→ **Input rows**
[start]

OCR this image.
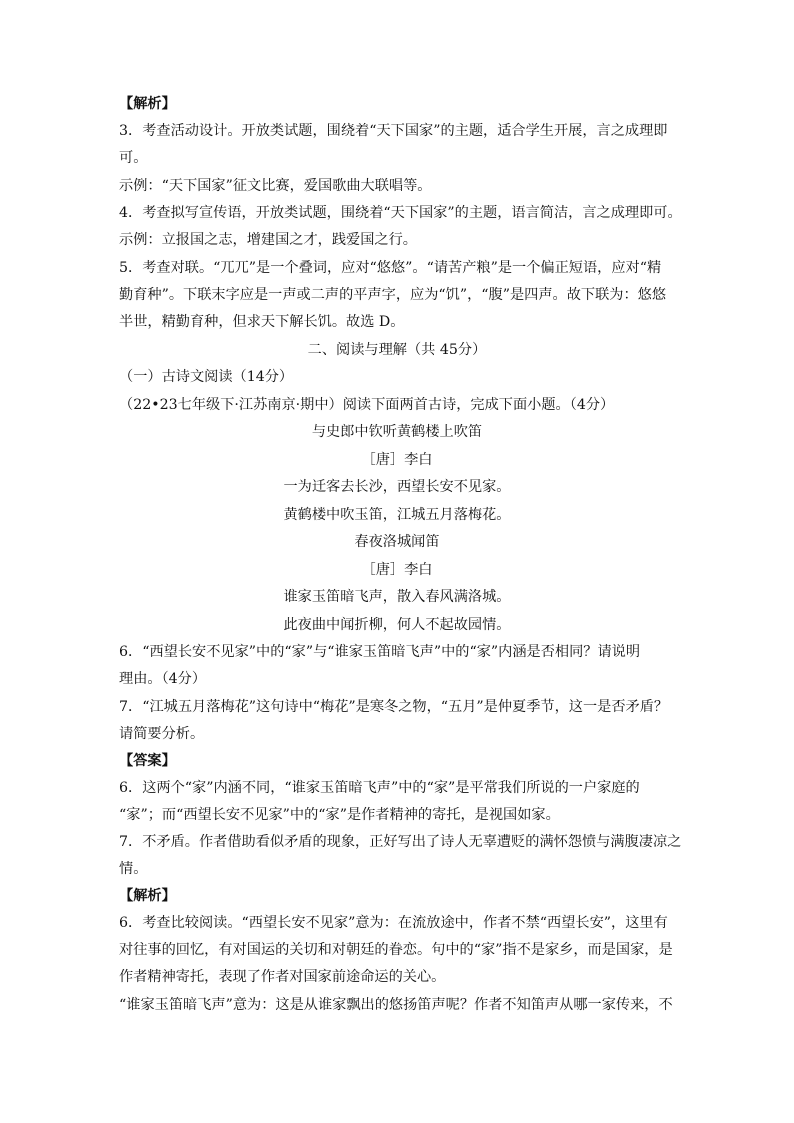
【解析】
3．考查活动设计。开放类试题，围绕着“天下国家”的主题，适合学生开展，言之成理即
可。
示例：“天下国家”征文比赛，爱国歌曲大联唱等。
4．考查拟写宣传语，开放类试题，围绕着“天下国家”的主题，语言简洁，言之成理即可。
示例：立报国之志，增建国之才，践爱国之行。
5．考查对联。“兀兀”是一个叠词，应对“悠悠”。“请苦产粮”是一个偏正短语，应对“精
勤育种”。下联末字应是一声或二声的平声字，应为“饥”，“腹”是四声。故下联为：悠悠
半世，精勤育种，但求天下解长饥。故选 D。
二、阅读与理解（共 45分）
（一）古诗文阅读（14分）
（22•23七年级下·江苏南京·期中）阅读下面两首古诗，完成下面小题。（4分）
与史郎中钦听黄鹤楼上吹笛
［唐］李白
一为迁客去长沙，西望长安不见家。
黄鹤楼中吹玉笛，江城五月落梅花。
春夜洛城闻笛
［唐］李白
谁家玉笛暗飞声，散入春风满洛城。
此夜曲中闻折柳，何人不起故园情。
6．“西望长安不见家”中的“家”与“谁家玉笛暗飞声”中的“家”内涵是否相同？请说明
理由。（4分）
7．“江城五月落梅花”这句诗中“梅花”是寒冬之物，“五月”是仲夏季节，这一是否矛盾？
请简要分析。
【答案】
6．这两个“家”内涵不同，“谁家玉笛暗飞声”中的“家”是平常我们所说的一户家庭的
“家”；而“西望长安不见家”中的“家”是作者精神的寄托，是视国如家。
7．不矛盾。作者借助看似矛盾的现象，正好写出了诗人无辜遭贬的满怀怨愤与满腹凄凉之
情。
【解析】
6．考查比较阅读。“西望长安不见家”意为：在流放途中，作者不禁“西望长安”，这里有
对往事的回忆，有对国运的关切和对朝廷的眷恋。句中的“家”指不是家乡，而是国家，是
作者精神寄托，表现了作者对国家前途命运的关心。
“谁家玉笛暗飞声”意为：这是从谁家飘出的悠扬笛声呢？作者不知笛声从哪一家传来，不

[end]

→ **Your instructions**
List all lines where "天下国家" occurs.

→ **Answer in full**
3．考查活动设计。开放类试题，围绕着“天下国家”的主题，适合学生开展，言之成理即
示例：“天下国家”征文比赛，爱国歌曲大联唱等。
4．考查拟写宣传语，开放类试题，围绕着“天下国家”的主题，语言简洁，言之成理即可。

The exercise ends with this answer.